═════ FRAGMENTO DE LECTURA

Los nombres que Estados Unidos puso en la lista
A finales de 2025, las autoridades financieras de Estados Unidos rompieron el velo: en una acción administrativa se señalaron miembros concretos de la familia Hysa —Luftar y otros parientes directos— y se identificó a un colaborador mexicano que servía de puente con las empresas locales. Junto con esos individuos, quedaban marcadas empresas y establecimientos de juego que, según la notificación, funcionaban como nodos de lavado.

La decisión estadounidense no fue un rumor: fue una decisión administrativa que bloqueó activos y propuso medidas que, de aplicarse, aislarían a los locales señalados del sistema financiero internacional. Fue un mensaje claro: la explotación de los casinos como máscara para transferencias millonarias había alcanzado un umbral que exigía intervención.

══════════

§ TAREAS PROPUESTAS:
a: Reproduce el fragmento sobre la familia Hysa desde "Los nombres que" hasta "que exigía intervención.", incluyendo ambos extremos.
b: Reanuda el fragmento sobre la familia Hysa a partir de la última oración que aparece.

═════ FILAS DE DATOS

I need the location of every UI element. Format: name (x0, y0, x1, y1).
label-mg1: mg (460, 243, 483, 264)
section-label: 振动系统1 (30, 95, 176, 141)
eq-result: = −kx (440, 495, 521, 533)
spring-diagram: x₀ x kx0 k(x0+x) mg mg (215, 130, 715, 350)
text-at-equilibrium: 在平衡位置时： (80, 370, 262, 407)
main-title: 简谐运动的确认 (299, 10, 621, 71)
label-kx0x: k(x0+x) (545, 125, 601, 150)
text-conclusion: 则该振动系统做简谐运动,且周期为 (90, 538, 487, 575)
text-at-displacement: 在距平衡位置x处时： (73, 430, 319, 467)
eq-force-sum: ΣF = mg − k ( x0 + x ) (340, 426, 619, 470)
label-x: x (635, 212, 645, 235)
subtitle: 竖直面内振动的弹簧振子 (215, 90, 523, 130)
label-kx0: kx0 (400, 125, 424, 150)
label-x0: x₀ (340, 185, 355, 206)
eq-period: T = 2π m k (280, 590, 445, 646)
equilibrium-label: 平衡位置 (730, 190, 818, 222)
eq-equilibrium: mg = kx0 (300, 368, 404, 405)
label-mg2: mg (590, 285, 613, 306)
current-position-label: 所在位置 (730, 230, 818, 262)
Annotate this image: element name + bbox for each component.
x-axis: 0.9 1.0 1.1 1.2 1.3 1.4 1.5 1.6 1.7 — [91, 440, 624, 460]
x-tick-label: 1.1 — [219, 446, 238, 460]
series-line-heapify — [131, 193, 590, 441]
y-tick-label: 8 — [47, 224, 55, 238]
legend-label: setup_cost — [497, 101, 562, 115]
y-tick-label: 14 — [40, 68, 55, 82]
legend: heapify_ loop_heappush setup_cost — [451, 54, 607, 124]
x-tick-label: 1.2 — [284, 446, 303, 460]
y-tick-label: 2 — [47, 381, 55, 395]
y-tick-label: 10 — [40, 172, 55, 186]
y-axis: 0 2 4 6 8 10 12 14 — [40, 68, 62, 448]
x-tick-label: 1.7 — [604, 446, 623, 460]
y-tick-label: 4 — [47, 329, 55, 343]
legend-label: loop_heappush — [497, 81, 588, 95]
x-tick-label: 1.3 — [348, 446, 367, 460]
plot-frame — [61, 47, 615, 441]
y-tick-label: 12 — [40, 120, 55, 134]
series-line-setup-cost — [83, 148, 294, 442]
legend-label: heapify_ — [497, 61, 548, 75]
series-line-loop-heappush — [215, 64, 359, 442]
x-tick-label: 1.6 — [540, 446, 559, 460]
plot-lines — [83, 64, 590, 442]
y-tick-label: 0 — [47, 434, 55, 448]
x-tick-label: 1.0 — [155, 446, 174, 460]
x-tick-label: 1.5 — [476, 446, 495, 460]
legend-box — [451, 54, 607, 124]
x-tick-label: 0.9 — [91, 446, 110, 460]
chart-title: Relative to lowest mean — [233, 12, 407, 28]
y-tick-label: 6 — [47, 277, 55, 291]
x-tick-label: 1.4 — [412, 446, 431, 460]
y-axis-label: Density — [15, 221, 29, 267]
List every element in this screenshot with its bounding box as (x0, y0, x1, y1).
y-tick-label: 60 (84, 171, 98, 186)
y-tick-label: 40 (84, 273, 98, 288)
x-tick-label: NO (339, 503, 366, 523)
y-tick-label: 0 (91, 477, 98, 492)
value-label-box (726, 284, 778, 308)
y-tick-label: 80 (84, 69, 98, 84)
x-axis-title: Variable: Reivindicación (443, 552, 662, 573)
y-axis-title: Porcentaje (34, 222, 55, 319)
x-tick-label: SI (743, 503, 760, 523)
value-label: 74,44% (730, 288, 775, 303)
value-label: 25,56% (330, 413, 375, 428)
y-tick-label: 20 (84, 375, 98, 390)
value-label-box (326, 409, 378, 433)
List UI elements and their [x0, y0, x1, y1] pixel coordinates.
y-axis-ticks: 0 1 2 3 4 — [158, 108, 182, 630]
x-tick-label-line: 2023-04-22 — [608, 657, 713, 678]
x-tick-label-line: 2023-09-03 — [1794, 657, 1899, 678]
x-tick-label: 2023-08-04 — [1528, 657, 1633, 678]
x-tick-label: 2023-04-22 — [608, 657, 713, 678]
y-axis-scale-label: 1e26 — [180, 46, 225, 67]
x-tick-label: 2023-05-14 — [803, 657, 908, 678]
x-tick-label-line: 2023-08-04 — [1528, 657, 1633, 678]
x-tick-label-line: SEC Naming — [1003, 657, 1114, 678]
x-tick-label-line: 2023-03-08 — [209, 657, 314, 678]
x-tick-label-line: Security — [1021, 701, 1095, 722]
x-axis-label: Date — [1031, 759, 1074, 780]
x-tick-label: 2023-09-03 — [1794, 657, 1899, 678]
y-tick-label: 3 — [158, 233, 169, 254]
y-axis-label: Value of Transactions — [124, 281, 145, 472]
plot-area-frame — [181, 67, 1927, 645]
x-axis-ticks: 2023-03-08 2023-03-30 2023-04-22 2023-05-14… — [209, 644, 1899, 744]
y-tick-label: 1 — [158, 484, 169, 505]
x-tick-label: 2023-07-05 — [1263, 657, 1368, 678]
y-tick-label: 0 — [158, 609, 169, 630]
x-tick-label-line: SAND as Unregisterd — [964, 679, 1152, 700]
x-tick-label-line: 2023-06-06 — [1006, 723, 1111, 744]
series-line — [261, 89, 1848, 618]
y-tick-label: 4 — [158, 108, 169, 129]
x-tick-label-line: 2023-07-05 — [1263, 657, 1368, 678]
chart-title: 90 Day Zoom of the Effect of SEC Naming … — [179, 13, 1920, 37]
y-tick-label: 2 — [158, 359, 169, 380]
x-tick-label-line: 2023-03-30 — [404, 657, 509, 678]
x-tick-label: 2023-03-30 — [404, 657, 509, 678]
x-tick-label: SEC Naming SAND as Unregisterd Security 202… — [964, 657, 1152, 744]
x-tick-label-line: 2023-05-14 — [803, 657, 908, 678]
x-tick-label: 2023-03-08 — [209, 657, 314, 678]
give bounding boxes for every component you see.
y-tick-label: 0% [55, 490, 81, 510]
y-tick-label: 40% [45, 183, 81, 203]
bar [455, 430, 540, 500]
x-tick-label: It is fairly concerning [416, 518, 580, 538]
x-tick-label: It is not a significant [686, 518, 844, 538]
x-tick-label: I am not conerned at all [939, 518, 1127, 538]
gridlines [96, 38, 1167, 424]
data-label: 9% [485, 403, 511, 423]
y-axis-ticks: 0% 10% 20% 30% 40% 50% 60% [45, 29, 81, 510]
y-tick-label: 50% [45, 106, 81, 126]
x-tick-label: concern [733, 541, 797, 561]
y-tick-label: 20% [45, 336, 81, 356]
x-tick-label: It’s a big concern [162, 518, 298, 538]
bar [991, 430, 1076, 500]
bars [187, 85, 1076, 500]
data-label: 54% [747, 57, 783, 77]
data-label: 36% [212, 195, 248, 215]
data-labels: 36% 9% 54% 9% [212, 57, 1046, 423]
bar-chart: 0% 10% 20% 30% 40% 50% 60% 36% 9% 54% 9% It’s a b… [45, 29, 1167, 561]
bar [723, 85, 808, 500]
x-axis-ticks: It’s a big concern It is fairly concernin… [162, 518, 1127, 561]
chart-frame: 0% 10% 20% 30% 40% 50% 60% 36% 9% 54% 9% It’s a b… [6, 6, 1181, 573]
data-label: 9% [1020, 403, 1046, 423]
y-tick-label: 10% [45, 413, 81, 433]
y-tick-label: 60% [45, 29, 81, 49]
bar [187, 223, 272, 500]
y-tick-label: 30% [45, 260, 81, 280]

══════════

§ RESPUESTAS:
a:
Los nombres que Estados Unidos puso en la lista
A finales de 2025, las autoridades financieras de Estados Unidos rompieron el velo: en una acción administrativa se señalaron miembros concretos de la familia Hysa —Luftar y otros parientes directos— y se identificó a un colaborador mexicano que servía de puente con las empresas locales. Junto con esos individuos, quedaban marcadas empresas y establecimientos de juego que, según la notificación, funcionaban como nodos de lavado.

La decisión estadounidense no fue un rumor: fue una decisión administrativa que bloqueó activos y propuso medidas que, de aplicarse, aislarían a los locales señalados del sistema financiero internacional. Fue un mensaje claro: la explotación de los casinos como máscara para transferencias millonarias había alcanzado un umbral que exigía intervención.

b:
El mecanismo: apuestas simuladas, “smurfing” y transferencias a la vista
Detrás de la prosa técnica hay procedimientos simples y crueles:
1. Apuestas simuladas. En el papel, los salones registraban grandes volúmenes de juego; en la práctica, muchas jugadas eran ficticias —registros administrativos que justificaban la entrada de efectivo como “ganancias”. Las máquinas, las actas, los reportes contables servían para transformar efectivo de origen ilícito en aparentes ingresos lícitos.
2. Identidades de terceros. Para evitar trazar los depósitos, se recurrió a identidades prestadas: empleados, testas de cartel, jubilados o personas con poca trayectoria financiera que abrían cuentas y hacían movimientos que luego se consolidaban.
3. Estructuración. El clásico smurfing: dividir grandes sumas en depósitos menores y dispersos para evitar alertas automáticas, y después consolidar esos fondos para enviarlos al exterior.
4. Transferencias internacionales. Desde México se realizaron envíos a cuentas y empresas en varios países —canales por donde el dinero cambió de jurisdicción para hacerse más difícil de seguir— hasta quedar finalmente en estructuras corporativas o cuentas que lo absorben.
5. “Protección” y pagos periódicos. No era solo lavado: parte de los flujos terminaban en pagos regulares a estructuras delictivas como forma de seguro, extorsión o retribución por el servicio.
Ese engranaje convirtió locales aparentemente inocuos —salones con luces de neón, cintas contadoras de billetes, oficinas de contabilidad— en estaciones de un circuito financiero criminal.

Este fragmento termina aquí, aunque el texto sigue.